Description of the task
Reproduce the listing exactly and skip over any pictures.

Input
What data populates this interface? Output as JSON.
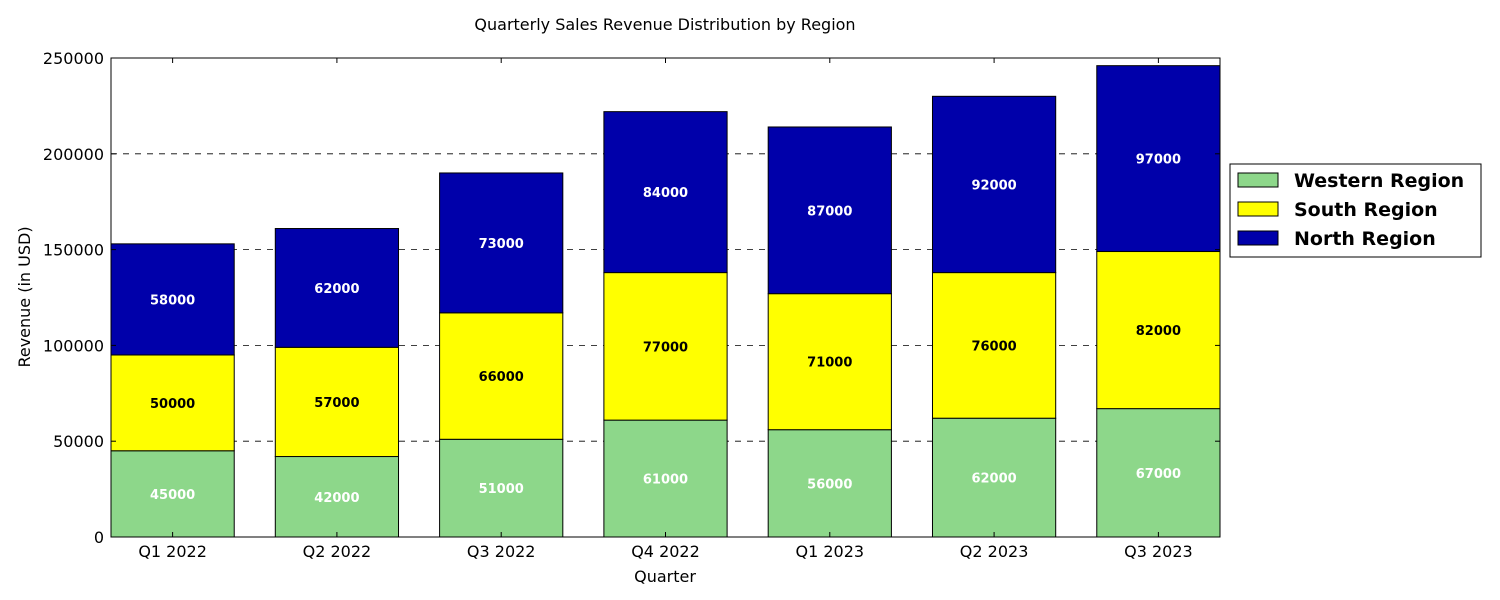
{
  "chart_data": {
    "type": "bar",
    "stacked": true,
    "title": "Quarterly Sales Revenue Distribution by Region",
    "xlabel": "Quarter",
    "ylabel": "Revenue (in USD)",
    "ylim": [
      0,
      250000
    ],
    "yticks": [
      0,
      50000,
      100000,
      150000,
      200000,
      250000
    ],
    "grid": "y-dashed",
    "legend_position": "right",
    "categories": [
      "Q1 2022",
      "Q2 2022",
      "Q3 2022",
      "Q4 2022",
      "Q1 2023",
      "Q2 2023",
      "Q3 2023"
    ],
    "series": [
      {
        "name": "Western Region",
        "color": "#8dd78a",
        "label_color": "#ffffff",
        "values": [
          45000,
          42000,
          51000,
          61000,
          56000,
          62000,
          67000
        ]
      },
      {
        "name": "South Region",
        "color": "#ffff00",
        "label_color": "#000000",
        "values": [
          50000,
          57000,
          66000,
          77000,
          71000,
          76000,
          82000
        ]
      },
      {
        "name": "North Region",
        "color": "#0000aa",
        "label_color": "#ffffff",
        "values": [
          58000,
          62000,
          73000,
          84000,
          87000,
          92000,
          97000
        ]
      }
    ]
  }
}
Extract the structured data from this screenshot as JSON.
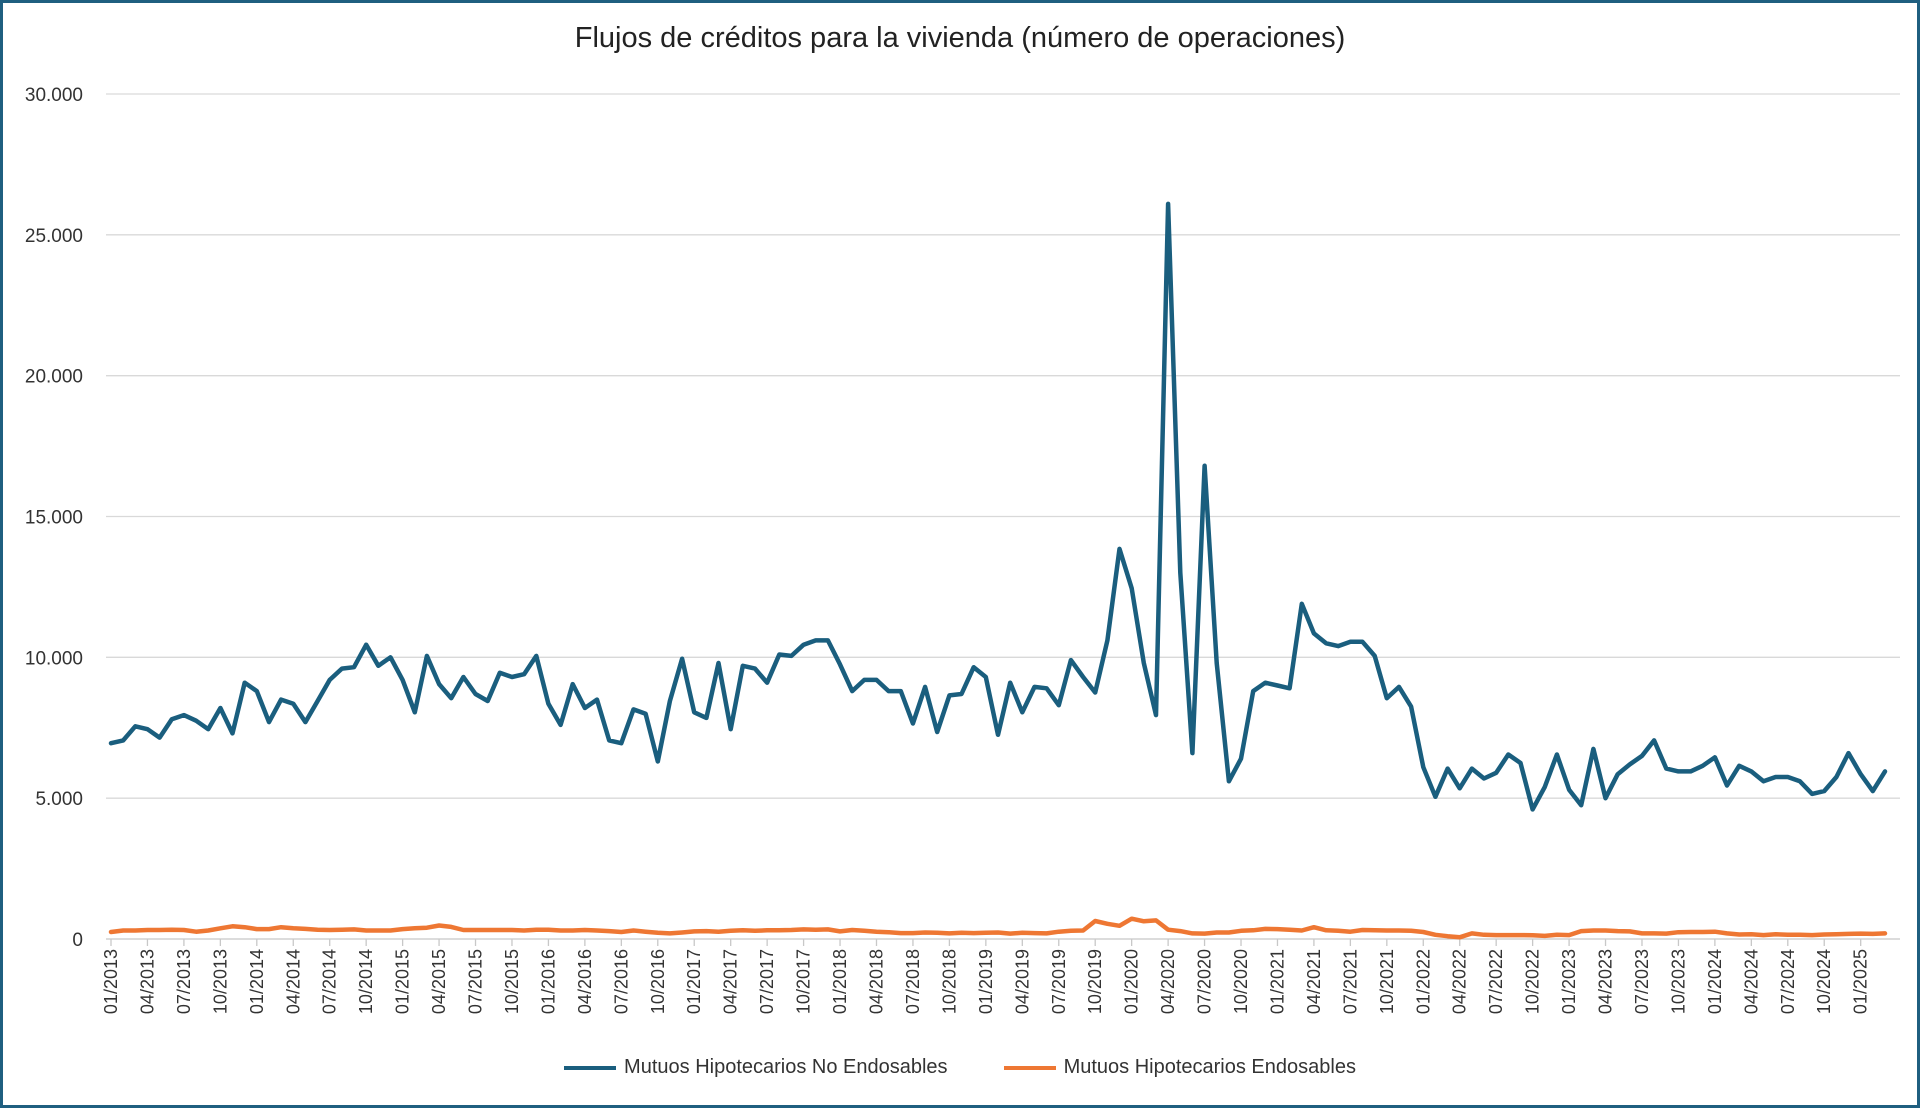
{
  "chart_data": {
    "type": "line",
    "title": "Flujos de créditos para la vivienda (número de operaciones)",
    "xlabel": "",
    "ylabel": "",
    "ylim": [
      0,
      30000
    ],
    "y_ticks": [
      "0",
      "5.000",
      "10.000",
      "15.000",
      "20.000",
      "25.000",
      "30.000"
    ],
    "x_start": "01/2013",
    "x_end": "03/2025",
    "x_frequency": "monthly",
    "x_tick_labels": [
      "01/2013",
      "04/2013",
      "07/2013",
      "10/2013",
      "01/2014",
      "04/2014",
      "07/2014",
      "10/2014",
      "01/2015",
      "04/2015",
      "07/2015",
      "10/2015",
      "01/2016",
      "04/2016",
      "07/2016",
      "10/2016",
      "01/2017",
      "04/2017",
      "07/2017",
      "10/2017",
      "01/2018",
      "04/2018",
      "07/2018",
      "10/2018",
      "01/2019",
      "04/2019",
      "07/2019",
      "10/2019",
      "01/2020",
      "04/2020",
      "07/2020",
      "10/2020",
      "01/2021",
      "04/2021",
      "07/2021",
      "10/2021",
      "01/2022",
      "04/2022",
      "07/2022",
      "10/2022",
      "01/2023",
      "04/2023",
      "07/2023",
      "10/2023",
      "01/2024",
      "04/2024",
      "07/2024",
      "10/2024",
      "01/2025"
    ],
    "grid": true,
    "legend": "bottom",
    "series": [
      {
        "name": "Mutuos Hipotecarios No Endosables",
        "color": "#1a5e7e",
        "values": [
          6950,
          7050,
          7550,
          7450,
          7150,
          7800,
          7950,
          7750,
          7450,
          8200,
          7300,
          9100,
          8800,
          7700,
          8500,
          8350,
          7700,
          8450,
          9200,
          9600,
          9650,
          10450,
          9700,
          10000,
          9200,
          8050,
          10050,
          9050,
          8550,
          9300,
          8700,
          8450,
          9450,
          9300,
          9400,
          10050,
          8350,
          7600,
          9050,
          8200,
          8500,
          7050,
          6950,
          8150,
          8000,
          6300,
          8450,
          9950,
          8050,
          7850,
          9800,
          7450,
          9700,
          9600,
          9100,
          10100,
          10050,
          10450,
          10600,
          10600,
          9750,
          8800,
          9200,
          9200,
          8800,
          8800,
          7650,
          8950,
          7350,
          8650,
          8700,
          9650,
          9300,
          7250,
          9100,
          8050,
          8950,
          8900,
          8300,
          9900,
          9300,
          8750,
          10600,
          13850,
          12450,
          9800,
          7950,
          26100,
          13000,
          6600,
          16800,
          9800,
          5600,
          6400,
          8800,
          9100,
          9000,
          8900,
          11900,
          10850,
          10500,
          10400,
          10550,
          10550,
          10050,
          8550,
          8950,
          8250,
          6100,
          5050,
          6050,
          5350,
          6050,
          5700,
          5900,
          6550,
          6250,
          4600,
          5400,
          6550,
          5300,
          4750,
          6750,
          5000,
          5850,
          6200,
          6500,
          7050,
          6050,
          5950,
          5950,
          6150,
          6450,
          5450,
          6150,
          5950,
          5600,
          5750,
          5750,
          5600,
          5150,
          5250,
          5750,
          6600,
          5850,
          5250,
          5950
        ]
      },
      {
        "name": "Mutuos Hipotecarios Endosables",
        "color": "#ee7733",
        "values": [
          250,
          300,
          300,
          320,
          320,
          330,
          320,
          260,
          300,
          380,
          450,
          420,
          350,
          350,
          420,
          380,
          360,
          330,
          320,
          330,
          340,
          300,
          300,
          300,
          350,
          380,
          400,
          480,
          430,
          320,
          320,
          320,
          320,
          320,
          300,
          330,
          330,
          300,
          300,
          320,
          300,
          280,
          250,
          300,
          260,
          220,
          200,
          230,
          270,
          280,
          260,
          290,
          310,
          290,
          310,
          310,
          320,
          340,
          330,
          340,
          270,
          320,
          290,
          260,
          240,
          210,
          210,
          230,
          220,
          200,
          220,
          210,
          220,
          230,
          190,
          220,
          210,
          200,
          260,
          290,
          300,
          640,
          540,
          470,
          720,
          630,
          660,
          330,
          280,
          200,
          190,
          230,
          230,
          290,
          310,
          360,
          350,
          330,
          300,
          420,
          310,
          290,
          260,
          320,
          310,
          300,
          300,
          290,
          250,
          150,
          100,
          60,
          200,
          150,
          140,
          140,
          140,
          130,
          110,
          150,
          140,
          280,
          300,
          300,
          280,
          270,
          200,
          200,
          190,
          240,
          250,
          250,
          260,
          200,
          160,
          170,
          140,
          170,
          150,
          150,
          140,
          160,
          170,
          180,
          190,
          180,
          200
        ]
      }
    ]
  }
}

Exercise output
What data populates this interface? Output as JSON.
{
  "chart_data": {
    "type": "bar",
    "stacked": true,
    "title": "Quarterly Sales Revenue Distribution by Region",
    "xlabel": "Quarter",
    "ylabel": "Revenue (in USD)",
    "ylim": [
      0,
      250000
    ],
    "yticks": [
      0,
      50000,
      100000,
      150000,
      200000,
      250000
    ],
    "grid": "y-dashed",
    "legend_position": "right",
    "categories": [
      "Q1 2022",
      "Q2 2022",
      "Q3 2022",
      "Q4 2022",
      "Q1 2023",
      "Q2 2023",
      "Q3 2023"
    ],
    "series": [
      {
        "name": "Western Region",
        "color": "#8dd78a",
        "label_color": "#ffffff",
        "values": [
          45000,
          42000,
          51000,
          61000,
          56000,
          62000,
          67000
        ]
      },
      {
        "name": "South Region",
        "color": "#ffff00",
        "label_color": "#000000",
        "values": [
          50000,
          57000,
          66000,
          77000,
          71000,
          76000,
          82000
        ]
      },
      {
        "name": "North Region",
        "color": "#0000aa",
        "label_color": "#ffffff",
        "values": [
          58000,
          62000,
          73000,
          84000,
          87000,
          92000,
          97000
        ]
      }
    ]
  }
}
Extract the structured data from this screenshot as JSON.
{
  "chart_data": {
    "type": "line",
    "title": "Flujos de créditos para la vivienda (número de operaciones)",
    "xlabel": "",
    "ylabel": "",
    "ylim": [
      0,
      30000
    ],
    "y_ticks": [
      "0",
      "5.000",
      "10.000",
      "15.000",
      "20.000",
      "25.000",
      "30.000"
    ],
    "x_start": "01/2013",
    "x_end": "03/2025",
    "x_frequency": "monthly",
    "x_tick_labels": [
      "01/2013",
      "04/2013",
      "07/2013",
      "10/2013",
      "01/2014",
      "04/2014",
      "07/2014",
      "10/2014",
      "01/2015",
      "04/2015",
      "07/2015",
      "10/2015",
      "01/2016",
      "04/2016",
      "07/2016",
      "10/2016",
      "01/2017",
      "04/2017",
      "07/2017",
      "10/2017",
      "01/2018",
      "04/2018",
      "07/2018",
      "10/2018",
      "01/2019",
      "04/2019",
      "07/2019",
      "10/2019",
      "01/2020",
      "04/2020",
      "07/2020",
      "10/2020",
      "01/2021",
      "04/2021",
      "07/2021",
      "10/2021",
      "01/2022",
      "04/2022",
      "07/2022",
      "10/2022",
      "01/2023",
      "04/2023",
      "07/2023",
      "10/2023",
      "01/2024",
      "04/2024",
      "07/2024",
      "10/2024",
      "01/2025"
    ],
    "grid": true,
    "legend": "bottom",
    "series": [
      {
        "name": "Mutuos Hipotecarios No Endosables",
        "color": "#1a5e7e",
        "values": [
          6950,
          7050,
          7550,
          7450,
          7150,
          7800,
          7950,
          7750,
          7450,
          8200,
          7300,
          9100,
          8800,
          7700,
          8500,
          8350,
          7700,
          8450,
          9200,
          9600,
          9650,
          10450,
          9700,
          10000,
          9200,
          8050,
          10050,
          9050,
          8550,
          9300,
          8700,
          8450,
          9450,
          9300,
          9400,
          10050,
          8350,
          7600,
          9050,
          8200,
          8500,
          7050,
          6950,
          8150,
          8000,
          6300,
          8450,
          9950,
          8050,
          7850,
          9800,
          7450,
          9700,
          9600,
          9100,
          10100,
          10050,
          10450,
          10600,
          10600,
          9750,
          8800,
          9200,
          9200,
          8800,
          8800,
          7650,
          8950,
          7350,
          8650,
          8700,
          9650,
          9300,
          7250,
          9100,
          8050,
          8950,
          8900,
          8300,
          9900,
          9300,
          8750,
          10600,
          13850,
          12450,
          9800,
          7950,
          26100,
          13000,
          6600,
          16800,
          9800,
          5600,
          6400,
          8800,
          9100,
          9000,
          8900,
          11900,
          10850,
          10500,
          10400,
          10550,
          10550,
          10050,
          8550,
          8950,
          8250,
          6100,
          5050,
          6050,
          5350,
          6050,
          5700,
          5900,
          6550,
          6250,
          4600,
          5400,
          6550,
          5300,
          4750,
          6750,
          5000,
          5850,
          6200,
          6500,
          7050,
          6050,
          5950,
          5950,
          6150,
          6450,
          5450,
          6150,
          5950,
          5600,
          5750,
          5750,
          5600,
          5150,
          5250,
          5750,
          6600,
          5850,
          5250,
          5950
        ]
      },
      {
        "name": "Mutuos Hipotecarios Endosables",
        "color": "#ee7733",
        "values": [
          250,
          300,
          300,
          320,
          320,
          330,
          320,
          260,
          300,
          380,
          450,
          420,
          350,
          350,
          420,
          380,
          360,
          330,
          320,
          330,
          340,
          300,
          300,
          300,
          350,
          380,
          400,
          480,
          430,
          320,
          320,
          320,
          320,
          320,
          300,
          330,
          330,
          300,
          300,
          320,
          300,
          280,
          250,
          300,
          260,
          220,
          200,
          230,
          270,
          280,
          260,
          290,
          310,
          290,
          310,
          310,
          320,
          340,
          330,
          340,
          270,
          320,
          290,
          260,
          240,
          210,
          210,
          230,
          220,
          200,
          220,
          210,
          220,
          230,
          190,
          220,
          210,
          200,
          260,
          290,
          300,
          640,
          540,
          470,
          720,
          630,
          660,
          330,
          280,
          200,
          190,
          230,
          230,
          290,
          310,
          360,
          350,
          330,
          300,
          420,
          310,
          290,
          260,
          320,
          310,
          300,
          300,
          290,
          250,
          150,
          100,
          60,
          200,
          150,
          140,
          140,
          140,
          130,
          110,
          150,
          140,
          280,
          300,
          300,
          280,
          270,
          200,
          200,
          190,
          240,
          250,
          250,
          260,
          200,
          160,
          170,
          140,
          170,
          150,
          150,
          140,
          160,
          170,
          180,
          190,
          180,
          200
        ]
      }
    ]
  }
}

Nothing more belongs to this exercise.